■ Written problem: Keep only the lines that hold the string "text", filtering out the rest of the entries below.

■ Provided entries:
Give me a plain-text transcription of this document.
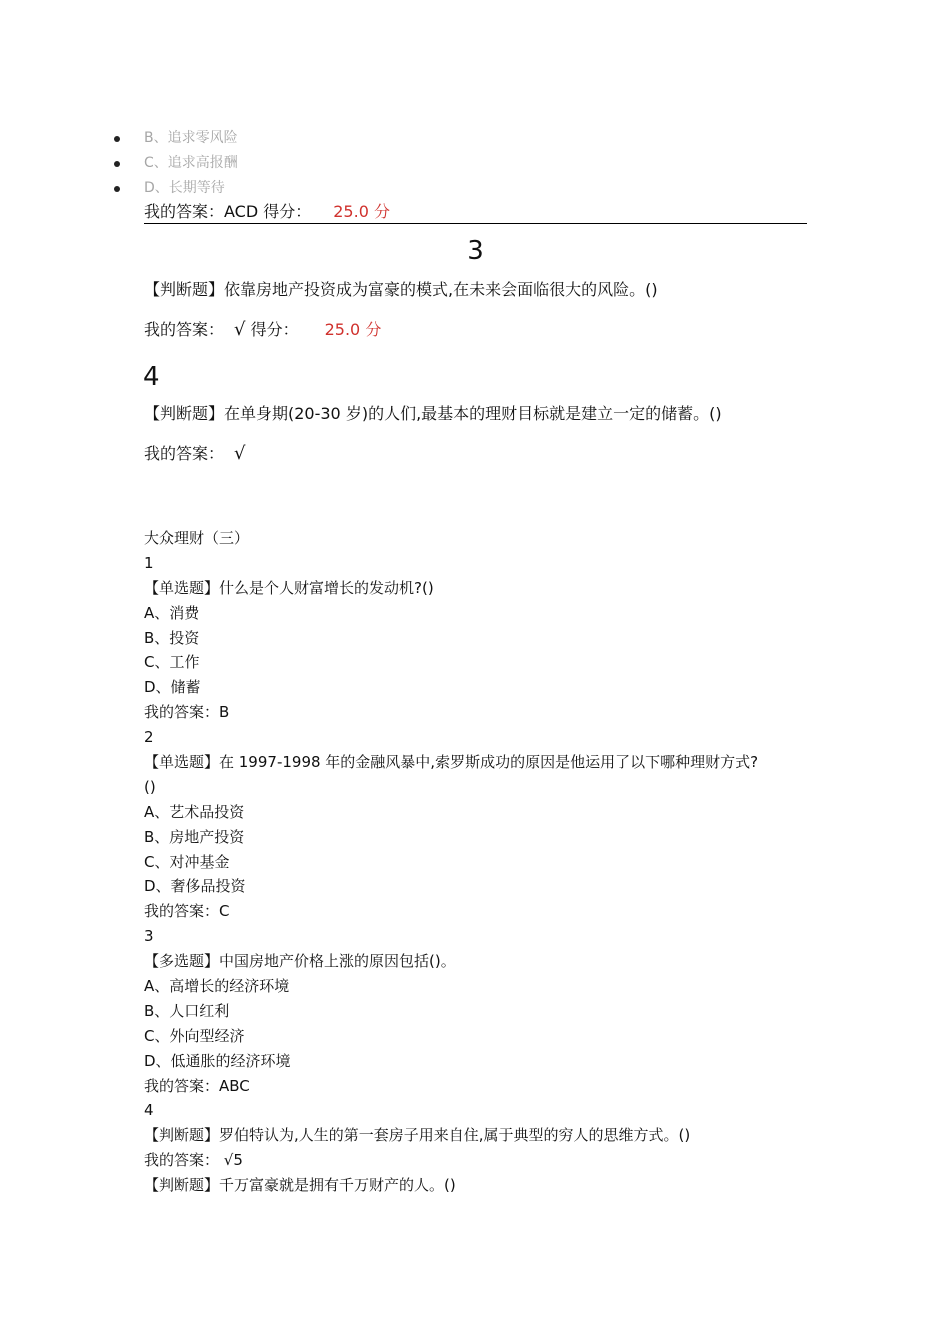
B、追求零风险
C、追求高报酬
D、长期等待
我的答案：ACD 得分： 25.0 分
3
【判断题】依靠房地产投资成为富豪的模式,在未来会面临很大的风险。()
我的答案： √ 得分： 25.0 分
4
【判断题】在单身期(20-30 岁)的人们,最基本的理财目标就是建立一定的储蓄。()
我的答案： √
大众理财（三）
1
【单选题】什么是个人财富增长的发动机?()
A、消费
B、投资
C、工作
D、储蓄
我的答案：B
2
【单选题】在 1997-1998 年的金融风暴中,索罗斯成功的原因是他运用了以下哪种理财方式?
()
A、艺术品投资
B、房地产投资
C、对冲基金
D、奢侈品投资
我的答案：C
3
【多选题】中国房地产价格上涨的原因包括()。
A、高增长的经济环境
B、人口红利
C、外向型经济
D、低通胀的经济环境
我的答案：ABC
4
【判断题】罗伯特认为,人生的第一套房子用来自住,属于典型的穷人的思维方式。()
我的答案： √5
【判断题】千万富豪就是拥有千万财产的人。()
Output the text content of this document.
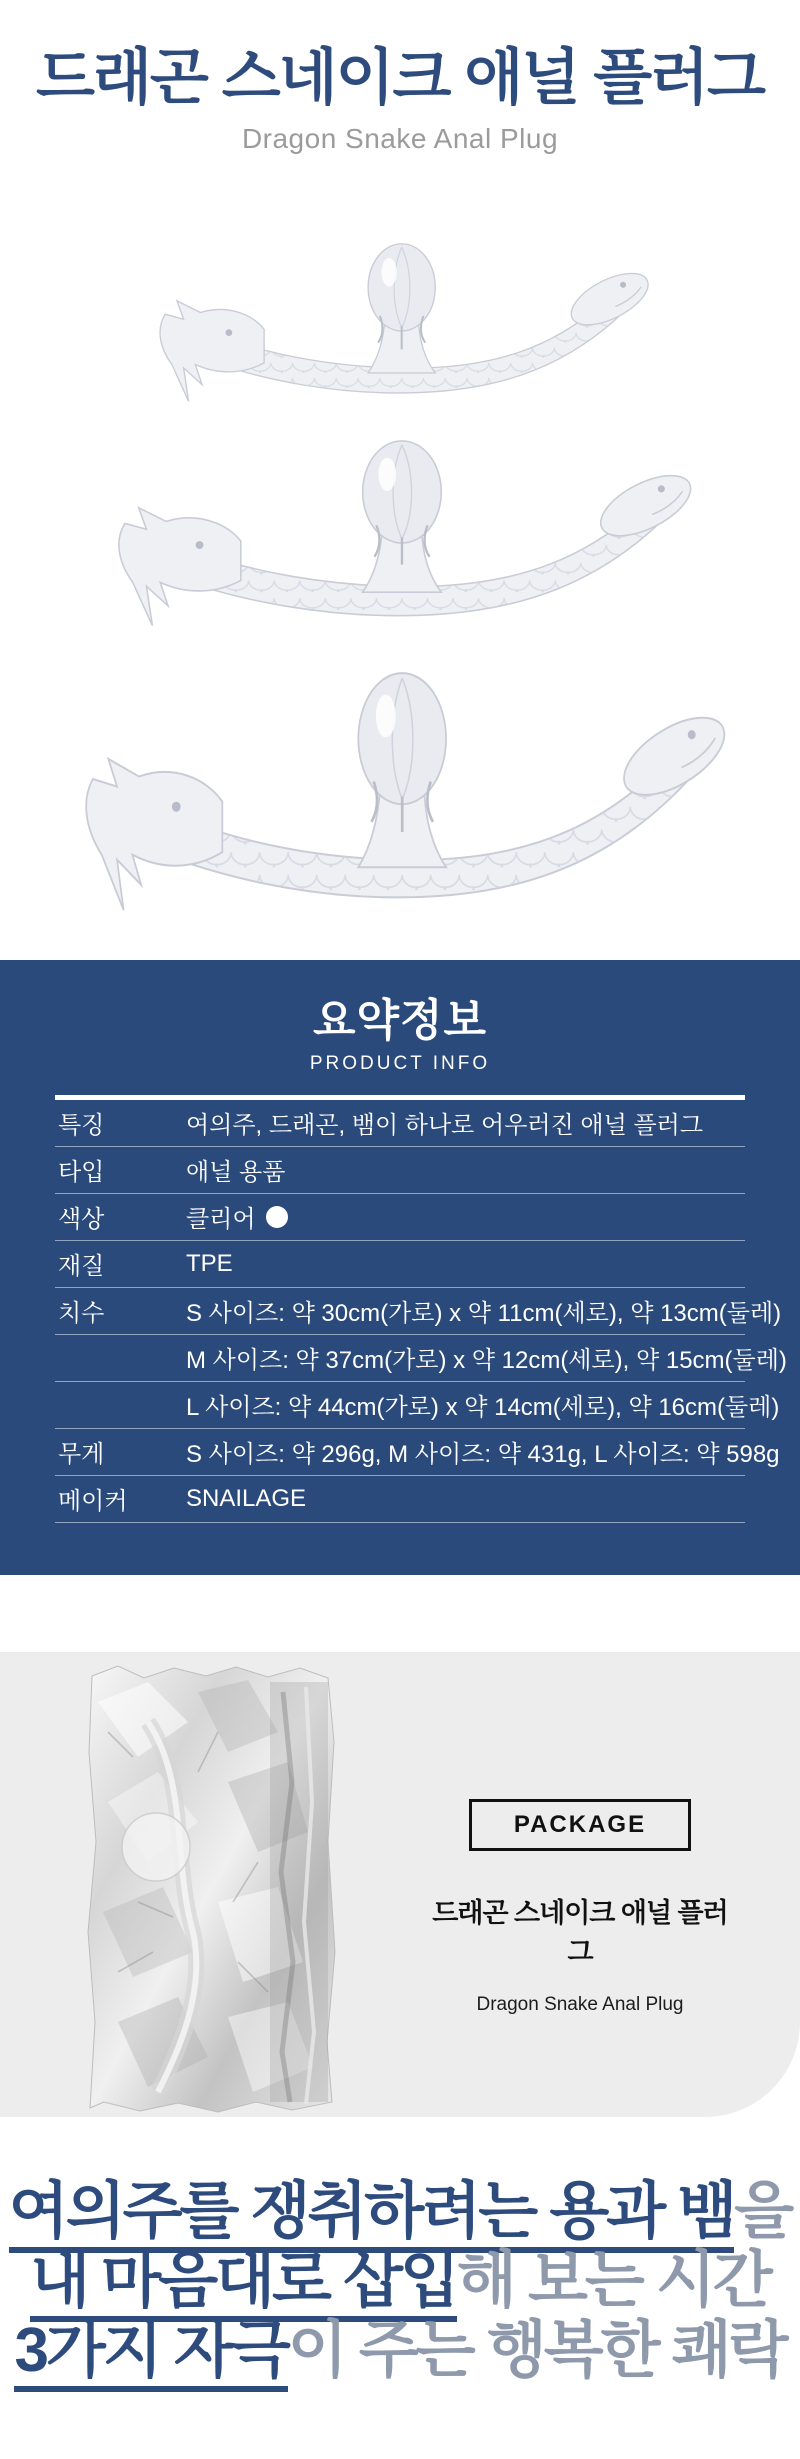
드래곤 스네이크 애널 플러그
Dragon Snake Anal Plug
요약정보
PRODUCT INFO
특징	여의주, 드래곤, 뱀이 하나로 어우러진 애널 플러그
타입	애널 용품
색상	클리어
재질	TPE
치수	S 사이즈: 약 30cm(가로) x 약 11cm(세로), 약 13cm(둘레)
M 사이즈: 약 37cm(가로) x 약 12cm(세로), 약 15cm(둘레)
L 사이즈: 약 44cm(가로) x 약 14cm(세로), 약 16cm(둘레)
무게	S 사이즈: 약 296g, M 사이즈: 약 431g, L 사이즈: 약 598g
메이커	SNAILAGE
PACKAGE
드래곤 스네이크 애널 플러그
Dragon Snake Anal Plug
여의주를 쟁취하려는 용과 뱀을
내 마음대로 삽입해 보는 시간
3가지 자극이 주는 행복한 쾌락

■ Output for this exercise:
Give me a plain-text transcription of this document.
Output the text content of this document.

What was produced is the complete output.